---------- INFORMATION GIVEN ----------
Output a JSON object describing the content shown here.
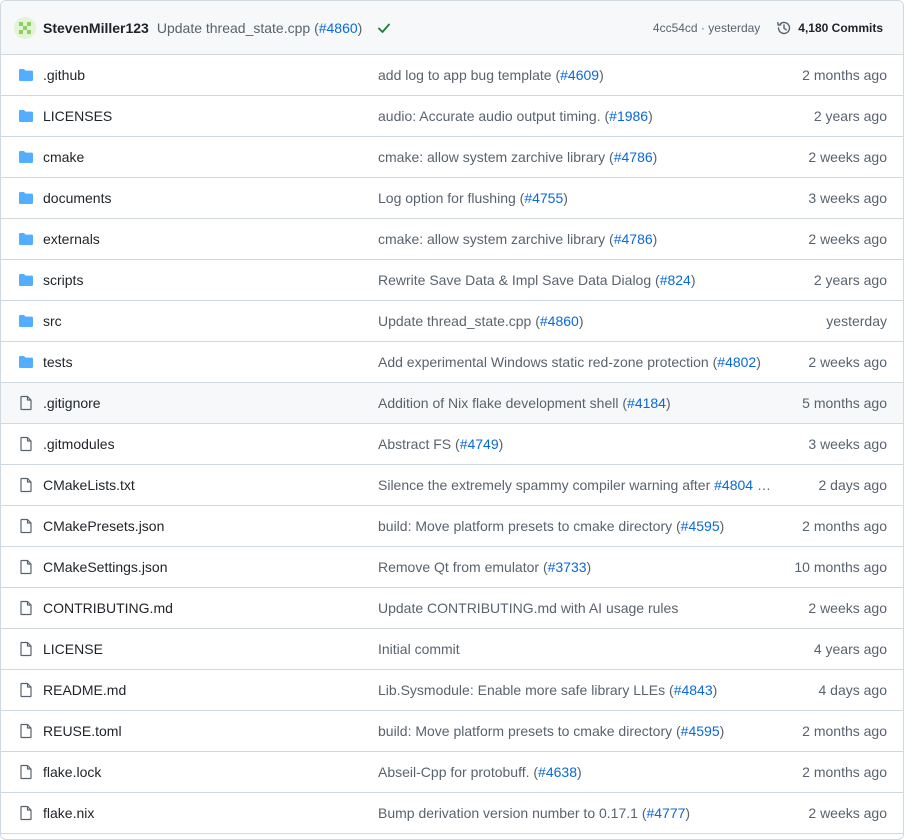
{
  "header": {
    "author": "StevenMiller123",
    "message_prefix": "Update thread_state.cpp (",
    "message_pr": "#4860",
    "message_suffix": ")",
    "status": "check-icon",
    "sha_time": "4cc54cd · yesterday",
    "commits_label": "4,180 Commits"
  },
  "colors": {
    "folder": "#54aeff",
    "link": "#0969da",
    "muted": "#59636e",
    "success": "#1a7f37"
  },
  "rows": [
    {
      "type": "folder",
      "name": ".github",
      "msg": "add log to app bug template (",
      "pr": "#4609",
      "suffix": ")",
      "age": "2 months ago"
    },
    {
      "type": "folder",
      "name": "LICENSES",
      "msg": "audio: Accurate audio output timing. (",
      "pr": "#1986",
      "suffix": ")",
      "age": "2 years ago"
    },
    {
      "type": "folder",
      "name": "cmake",
      "msg": "cmake: allow system zarchive library (",
      "pr": "#4786",
      "suffix": ")",
      "age": "2 weeks ago"
    },
    {
      "type": "folder",
      "name": "documents",
      "msg": "Log option for flushing (",
      "pr": "#4755",
      "suffix": ")",
      "age": "3 weeks ago"
    },
    {
      "type": "folder",
      "name": "externals",
      "msg": "cmake: allow system zarchive library (",
      "pr": "#4786",
      "suffix": ")",
      "age": "2 weeks ago"
    },
    {
      "type": "folder",
      "name": "scripts",
      "msg": "Rewrite Save Data & Impl Save Data Dialog (",
      "pr": "#824",
      "suffix": ")",
      "age": "2 years ago"
    },
    {
      "type": "folder",
      "name": "src",
      "msg": "Update thread_state.cpp (",
      "pr": "#4860",
      "suffix": ")",
      "age": "yesterday"
    },
    {
      "type": "folder",
      "name": "tests",
      "msg": "Add experimental Windows static red-zone protection (",
      "pr": "#4802",
      "suffix": ")",
      "age": "2 weeks ago"
    },
    {
      "type": "file",
      "name": ".gitignore",
      "msg": "Addition of Nix flake development shell (",
      "pr": "#4184",
      "suffix": ")",
      "age": "5 months ago",
      "hl": true
    },
    {
      "type": "file",
      "name": ".gitmodules",
      "msg": "Abstract FS (",
      "pr": "#4749",
      "suffix": ")",
      "age": "3 weeks ago"
    },
    {
      "type": "file",
      "name": "CMakeLists.txt",
      "msg": "Silence the extremely spammy compiler warning after ",
      "pr": "#4804",
      "suffix": " …",
      "age": "2 days ago"
    },
    {
      "type": "file",
      "name": "CMakePresets.json",
      "msg": "build: Move platform presets to cmake directory (",
      "pr": "#4595",
      "suffix": ")",
      "age": "2 months ago"
    },
    {
      "type": "file",
      "name": "CMakeSettings.json",
      "msg": "Remove Qt from emulator (",
      "pr": "#3733",
      "suffix": ")",
      "age": "10 months ago"
    },
    {
      "type": "file",
      "name": "CONTRIBUTING.md",
      "msg": "Update CONTRIBUTING.md with AI usage rules",
      "pr": "",
      "suffix": "",
      "age": "2 weeks ago"
    },
    {
      "type": "file",
      "name": "LICENSE",
      "msg": "Initial commit",
      "pr": "",
      "suffix": "",
      "age": "4 years ago"
    },
    {
      "type": "file",
      "name": "README.md",
      "msg": "Lib.Sysmodule: Enable more safe library LLEs (",
      "pr": "#4843",
      "suffix": ")",
      "age": "4 days ago"
    },
    {
      "type": "file",
      "name": "REUSE.toml",
      "msg": "build: Move platform presets to cmake directory (",
      "pr": "#4595",
      "suffix": ")",
      "age": "2 months ago"
    },
    {
      "type": "file",
      "name": "flake.lock",
      "msg": "Abseil-Cpp for protobuff. (",
      "pr": "#4638",
      "suffix": ")",
      "age": "2 months ago"
    },
    {
      "type": "file",
      "name": "flake.nix",
      "msg": "Bump derivation version number to 0.17.1 (",
      "pr": "#4777",
      "suffix": ")",
      "age": "2 weeks ago"
    }
  ]
}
----------
[STATED EXERCISE] Write every entry out again exactly, dropping the pictures.

[OUTPUT BELOW]
Output a JSON object describing the content shown here.
{
  "header": {
    "author": "StevenMiller123",
    "message_prefix": "Update thread_state.cpp (",
    "message_pr": "#4860",
    "message_suffix": ")",
    "status": "check-icon",
    "sha_time": "4cc54cd · yesterday",
    "commits_label": "4,180 Commits"
  },
  "colors": {
    "folder": "#54aeff",
    "link": "#0969da",
    "muted": "#59636e",
    "success": "#1a7f37"
  },
  "rows": [
    {
      "type": "folder",
      "name": ".github",
      "msg": "add log to app bug template (",
      "pr": "#4609",
      "suffix": ")",
      "age": "2 months ago"
    },
    {
      "type": "folder",
      "name": "LICENSES",
      "msg": "audio: Accurate audio output timing. (",
      "pr": "#1986",
      "suffix": ")",
      "age": "2 years ago"
    },
    {
      "type": "folder",
      "name": "cmake",
      "msg": "cmake: allow system zarchive library (",
      "pr": "#4786",
      "suffix": ")",
      "age": "2 weeks ago"
    },
    {
      "type": "folder",
      "name": "documents",
      "msg": "Log option for flushing (",
      "pr": "#4755",
      "suffix": ")",
      "age": "3 weeks ago"
    },
    {
      "type": "folder",
      "name": "externals",
      "msg": "cmake: allow system zarchive library (",
      "pr": "#4786",
      "suffix": ")",
      "age": "2 weeks ago"
    },
    {
      "type": "folder",
      "name": "scripts",
      "msg": "Rewrite Save Data & Impl Save Data Dialog (",
      "pr": "#824",
      "suffix": ")",
      "age": "2 years ago"
    },
    {
      "type": "folder",
      "name": "src",
      "msg": "Update thread_state.cpp (",
      "pr": "#4860",
      "suffix": ")",
      "age": "yesterday"
    },
    {
      "type": "folder",
      "name": "tests",
      "msg": "Add experimental Windows static red-zone protection (",
      "pr": "#4802",
      "suffix": ")",
      "age": "2 weeks ago"
    },
    {
      "type": "file",
      "name": ".gitignore",
      "msg": "Addition of Nix flake development shell (",
      "pr": "#4184",
      "suffix": ")",
      "age": "5 months ago",
      "hl": true
    },
    {
      "type": "file",
      "name": ".gitmodules",
      "msg": "Abstract FS (",
      "pr": "#4749",
      "suffix": ")",
      "age": "3 weeks ago"
    },
    {
      "type": "file",
      "name": "CMakeLists.txt",
      "msg": "Silence the extremely spammy compiler warning after ",
      "pr": "#4804",
      "suffix": " …",
      "age": "2 days ago"
    },
    {
      "type": "file",
      "name": "CMakePresets.json",
      "msg": "build: Move platform presets to cmake directory (",
      "pr": "#4595",
      "suffix": ")",
      "age": "2 months ago"
    },
    {
      "type": "file",
      "name": "CMakeSettings.json",
      "msg": "Remove Qt from emulator (",
      "pr": "#3733",
      "suffix": ")",
      "age": "10 months ago"
    },
    {
      "type": "file",
      "name": "CONTRIBUTING.md",
      "msg": "Update CONTRIBUTING.md with AI usage rules",
      "pr": "",
      "suffix": "",
      "age": "2 weeks ago"
    },
    {
      "type": "file",
      "name": "LICENSE",
      "msg": "Initial commit",
      "pr": "",
      "suffix": "",
      "age": "4 years ago"
    },
    {
      "type": "file",
      "name": "README.md",
      "msg": "Lib.Sysmodule: Enable more safe library LLEs (",
      "pr": "#4843",
      "suffix": ")",
      "age": "4 days ago"
    },
    {
      "type": "file",
      "name": "REUSE.toml",
      "msg": "build: Move platform presets to cmake directory (",
      "pr": "#4595",
      "suffix": ")",
      "age": "2 months ago"
    },
    {
      "type": "file",
      "name": "flake.lock",
      "msg": "Abseil-Cpp for protobuff. (",
      "pr": "#4638",
      "suffix": ")",
      "age": "2 months ago"
    },
    {
      "type": "file",
      "name": "flake.nix",
      "msg": "Bump derivation version number to 0.17.1 (",
      "pr": "#4777",
      "suffix": ")",
      "age": "2 weeks ago"
    }
  ]
}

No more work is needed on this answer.